Give back each entry unchanged, minus pictures.

DATA PROVIDED:
--------------------------------------------------
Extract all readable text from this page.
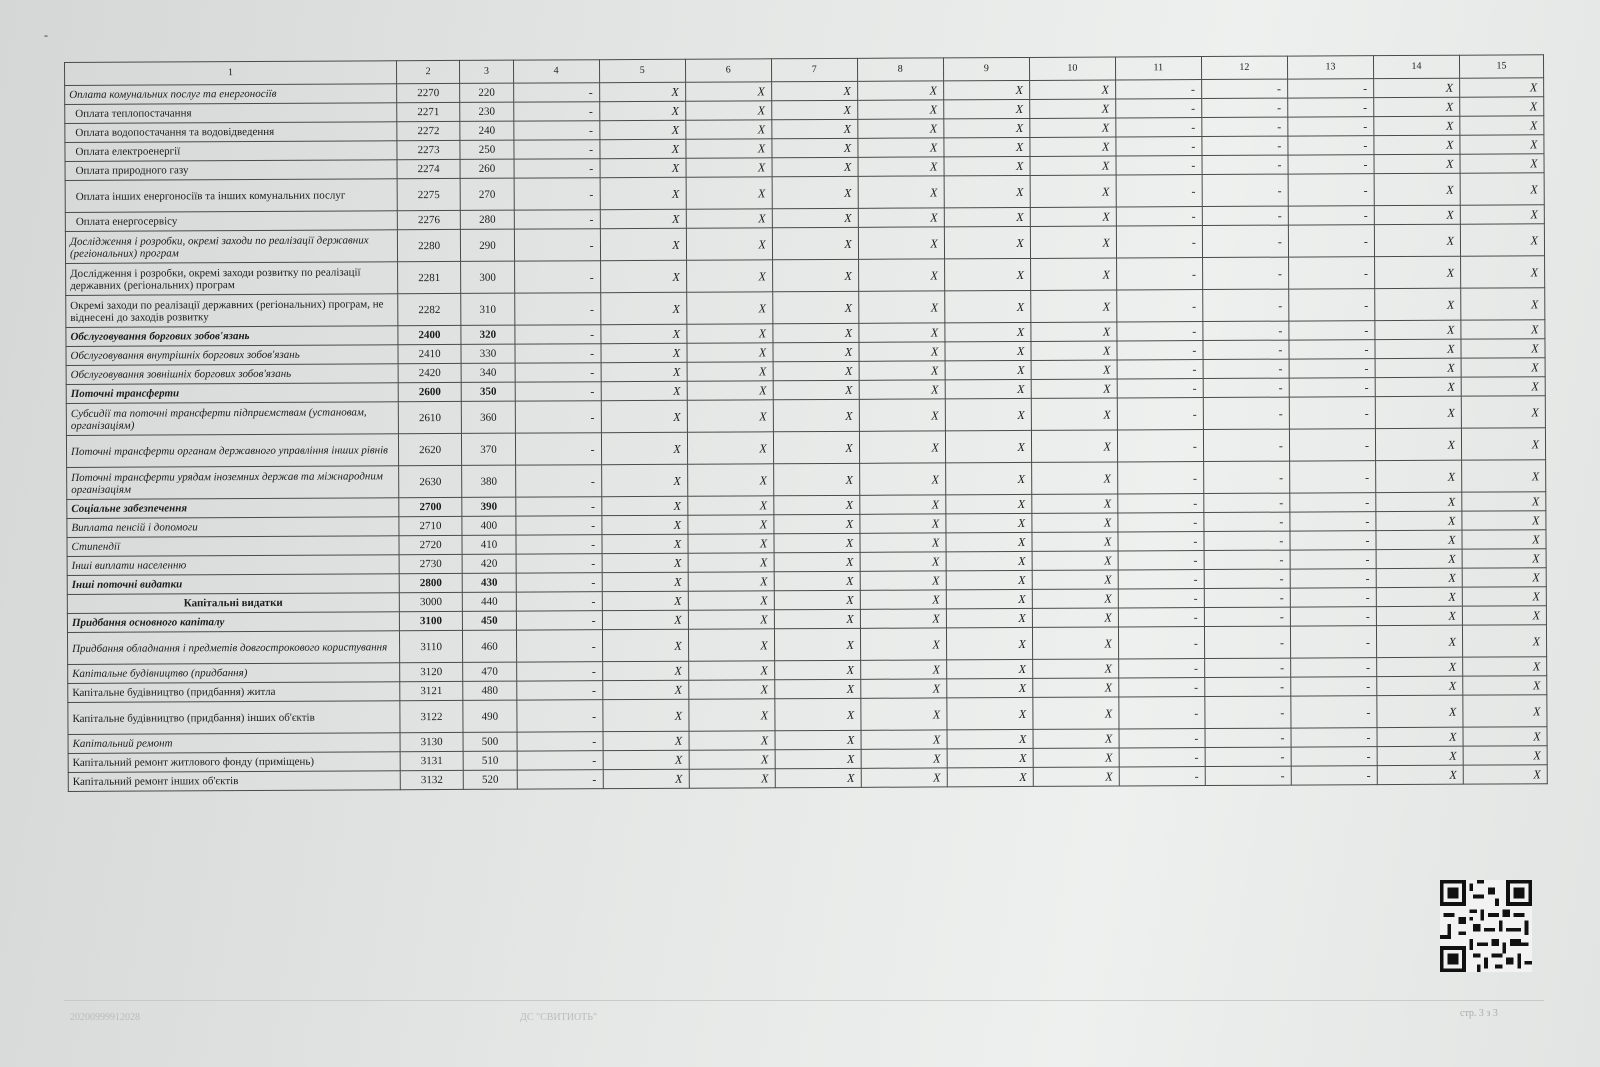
-
1	2	3	4	5	6	7	8	9	10	11	12	13	14	15
Оплата комунальних послуг та енергоносіїв	2270	220	-	X	X	X	X	X	X	-	-	-	X	X
Оплата теплопостачання	2271	230	-	X	X	X	X	X	X	-	-	-	X	X
Оплата водопостачання та водовідведення	2272	240	-	X	X	X	X	X	X	-	-	-	X	X
Оплата електроенергії	2273	250	-	X	X	X	X	X	X	-	-	-	X	X
Оплата природного газу	2274	260	-	X	X	X	X	X	X	-	-	-	X	X
Оплата інших енергоносіїв та інших комунальних послуг	2275	270	-	X	X	X	X	X	X	-	-	-	X	X
Оплата енергосервісу	2276	280	-	X	X	X	X	X	X	-	-	-	X	X
Дослідження і розробки, окремі заходи по реалізації державних (регіональних) програм	2280	290	-	X	X	X	X	X	X	-	-	-	X	X
Дослідження і розробки, окремі заходи розвитку по реалізації державних (регіональних) програм	2281	300	-	X	X	X	X	X	X	-	-	-	X	X
Окремі заходи по реалізації державних (регіональних) програм, не віднесені до заходів розвитку	2282	310	-	X	X	X	X	X	X	-	-	-	X	X
Обслуговування боргових зобов'язань	2400	320	-	X	X	X	X	X	X	-	-	-	X	X
Обслуговування внутрішніх боргових зобов'язань	2410	330	-	X	X	X	X	X	X	-	-	-	X	X
Обслуговування зовнішніх боргових зобов'язань	2420	340	-	X	X	X	X	X	X	-	-	-	X	X
Поточні трансферти	2600	350	-	X	X	X	X	X	X	-	-	-	X	X
Субсидії та поточні трансферти підприємствам (установам, організаціям)	2610	360	-	X	X	X	X	X	X	-	-	-	X	X
Поточні трансферти органам державного управління інших рівнів	2620	370	-	X	X	X	X	X	X	-	-	-	X	X
Поточні трансферти урядам іноземних держав та міжнародним організаціям	2630	380	-	X	X	X	X	X	X	-	-	-	X	X
Соціальне забезпечення	2700	390	-	X	X	X	X	X	X	-	-	-	X	X
Виплата пенсій і допомоги	2710	400	-	X	X	X	X	X	X	-	-	-	X	X
Стипендії	2720	410	-	X	X	X	X	X	X	-	-	-	X	X
Інші виплати населенню	2730	420	-	X	X	X	X	X	X	-	-	-	X	X
Інші поточні видатки	2800	430	-	X	X	X	X	X	X	-	-	-	X	X
Капітальні видатки	3000	440	-	X	X	X	X	X	X	-	-	-	X	X
Придбання основного капіталу	3100	450	-	X	X	X	X	X	X	-	-	-	X	X
Придбання обладнання і предметів довгострокового користування	3110	460	-	X	X	X	X	X	X	-	-	-	X	X
Капітальне будівництво (придбання)	3120	470	-	X	X	X	X	X	X	-	-	-	X	X
Капітальне будівництво (придбання) житла	3121	480	-	X	X	X	X	X	X	-	-	-	X	X
Капітальне будівництво (придбання) інших об'єктів	3122	490	-	X	X	X	X	X	X	-	-	-	X	X
Капітальний ремонт	3130	500	-	X	X	X	X	X	X	-	-	-	X	X
Капітальний ремонт житлового фонду (приміщень)	3131	510	-	X	X	X	X	X	X	-	-	-	X	X
Капітальний ремонт інших об'єктів	3132	520	-	X	X	X	X	X	X	-	-	-	X	X
20200999912028	ДС "СВИТИОТЬ"	стр. 3 з 3
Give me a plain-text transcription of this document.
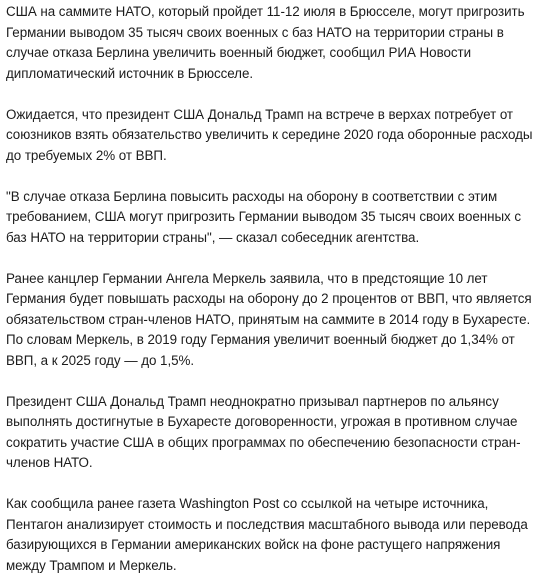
США на саммите НАТО, который пройдет 11-12 июля в Брюсселе, могут пригрозить Германии выводом 35 тысяч своих военных с баз НАТО на территории страны в случае отказа Берлина увеличить военный бюджет, сообщил РИА Новости дипломатический источник в Брюсселе.

Ожидается, что президент США Дональд Трамп на встрече в верхах потребует от союзников взять обязательство увеличить к середине 2020 года оборонные расходы до требуемых 2% от ВВП.

"В случае отказа Берлина повысить расходы на оборону в соответствии с этим требованием, США могут пригрозить Германии выводом 35 тысяч своих военных с баз НАТО на территории страны", — сказал собеседник агентства.

Ранее канцлер Германии Ангела Меркель заявила, что в предстоящие 10 лет Германия будет повышать расходы на оборону до 2 процентов от ВВП, что является обязательством стран-членов НАТО, принятым на саммите в 2014 году в Бухаресте. По словам Меркель, в 2019 году Германия увеличит военный бюджет до 1,34% от ВВП, а к 2025 году — до 1,5%.

Президент США Дональд Трамп неоднократно призывал партнеров по альянсу выполнять достигнутые в Бухаресте договоренности, угрожая в противном случае сократить участие США в общих программах по обеспечению безопасности стран-членов НАТО.

Как сообщила ранее газета Washington Post со ссылкой на четыре источника, Пентагон анализирует стоимость и последствия масштабного вывода или перевода базирующихся в Германии американских войск на фоне растущего напряжения между Трампом и Меркель.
--------------------------------------------------
EXERCISE OUTPUT:
Extract all readable text from this page.
-
1	2	3	4	5	6	7	8	9	10	11	12	13	14	15
Оплата комунальних послуг та енергоносіїв	2270	220	-	X	X	X	X	X	X	-	-	-	X	X
Оплата теплопостачання	2271	230	-	X	X	X	X	X	X	-	-	-	X	X
Оплата водопостачання та водовідведення	2272	240	-	X	X	X	X	X	X	-	-	-	X	X
Оплата електроенергії	2273	250	-	X	X	X	X	X	X	-	-	-	X	X
Оплата природного газу	2274	260	-	X	X	X	X	X	X	-	-	-	X	X
Оплата інших енергоносіїв та інших комунальних послуг	2275	270	-	X	X	X	X	X	X	-	-	-	X	X
Оплата енергосервісу	2276	280	-	X	X	X	X	X	X	-	-	-	X	X
Дослідження і розробки, окремі заходи по реалізації державних (регіональних) програм	2280	290	-	X	X	X	X	X	X	-	-	-	X	X
Дослідження і розробки, окремі заходи розвитку по реалізації державних (регіональних) програм	2281	300	-	X	X	X	X	X	X	-	-	-	X	X
Окремі заходи по реалізації державних (регіональних) програм, не віднесені до заходів розвитку	2282	310	-	X	X	X	X	X	X	-	-	-	X	X
Обслуговування боргових зобов'язань	2400	320	-	X	X	X	X	X	X	-	-	-	X	X
Обслуговування внутрішніх боргових зобов'язань	2410	330	-	X	X	X	X	X	X	-	-	-	X	X
Обслуговування зовнішніх боргових зобов'язань	2420	340	-	X	X	X	X	X	X	-	-	-	X	X
Поточні трансферти	2600	350	-	X	X	X	X	X	X	-	-	-	X	X
Субсидії та поточні трансферти підприємствам (установам, організаціям)	2610	360	-	X	X	X	X	X	X	-	-	-	X	X
Поточні трансферти органам державного управління інших рівнів	2620	370	-	X	X	X	X	X	X	-	-	-	X	X
Поточні трансферти урядам іноземних держав та міжнародним організаціям	2630	380	-	X	X	X	X	X	X	-	-	-	X	X
Соціальне забезпечення	2700	390	-	X	X	X	X	X	X	-	-	-	X	X
Виплата пенсій і допомоги	2710	400	-	X	X	X	X	X	X	-	-	-	X	X
Стипендії	2720	410	-	X	X	X	X	X	X	-	-	-	X	X
Інші виплати населенню	2730	420	-	X	X	X	X	X	X	-	-	-	X	X
Інші поточні видатки	2800	430	-	X	X	X	X	X	X	-	-	-	X	X
Капітальні видатки	3000	440	-	X	X	X	X	X	X	-	-	-	X	X
Придбання основного капіталу	3100	450	-	X	X	X	X	X	X	-	-	-	X	X
Придбання обладнання і предметів довгострокового користування	3110	460	-	X	X	X	X	X	X	-	-	-	X	X
Капітальне будівництво (придбання)	3120	470	-	X	X	X	X	X	X	-	-	-	X	X
Капітальне будівництво (придбання) житла	3121	480	-	X	X	X	X	X	X	-	-	-	X	X
Капітальне будівництво (придбання) інших об'єктів	3122	490	-	X	X	X	X	X	X	-	-	-	X	X
Капітальний ремонт	3130	500	-	X	X	X	X	X	X	-	-	-	X	X
Капітальний ремонт житлового фонду (приміщень)	3131	510	-	X	X	X	X	X	X	-	-	-	X	X
Капітальний ремонт інших об'єктів	3132	520	-	X	X	X	X	X	X	-	-	-	X	X
20200999912028	ДС "СВИТИОТЬ"	стр. 3 з 3
Give me a plain-text transcription of this document.
США на саммите НАТО, который пройдет 11-12 июля в Брюсселе, могут пригрозить Германии выводом 35 тысяч своих военных с баз НАТО на территории страны в случае отказа Берлина увеличить военный бюджет, сообщил РИА Новости дипломатический источник в Брюсселе.

Ожидается, что президент США Дональд Трамп на встрече в верхах потребует от союзников взять обязательство увеличить к середине 2020 года оборонные расходы до требуемых 2% от ВВП.

"В случае отказа Берлина повысить расходы на оборону в соответствии с этим требованием, США могут пригрозить Германии выводом 35 тысяч своих военных с баз НАТО на территории страны", — сказал собеседник агентства.

Ранее канцлер Германии Ангела Меркель заявила, что в предстоящие 10 лет Германия будет повышать расходы на оборону до 2 процентов от ВВП, что является обязательством стран-членов НАТО, принятым на саммите в 2014 году в Бухаресте. По словам Меркель, в 2019 году Германия увеличит военный бюджет до 1,34% от ВВП, а к 2025 году — до 1,5%.

Президент США Дональд Трамп неоднократно призывал партнеров по альянсу выполнять достигнутые в Бухаресте договоренности, угрожая в противном случае сократить участие США в общих программах по обеспечению безопасности стран-членов НАТО.

Как сообщила ранее газета Washington Post со ссылкой на четыре источника, Пентагон анализирует стоимость и последствия масштабного вывода или перевода базирующихся в Германии американских войск на фоне растущего напряжения между Трампом и Меркель.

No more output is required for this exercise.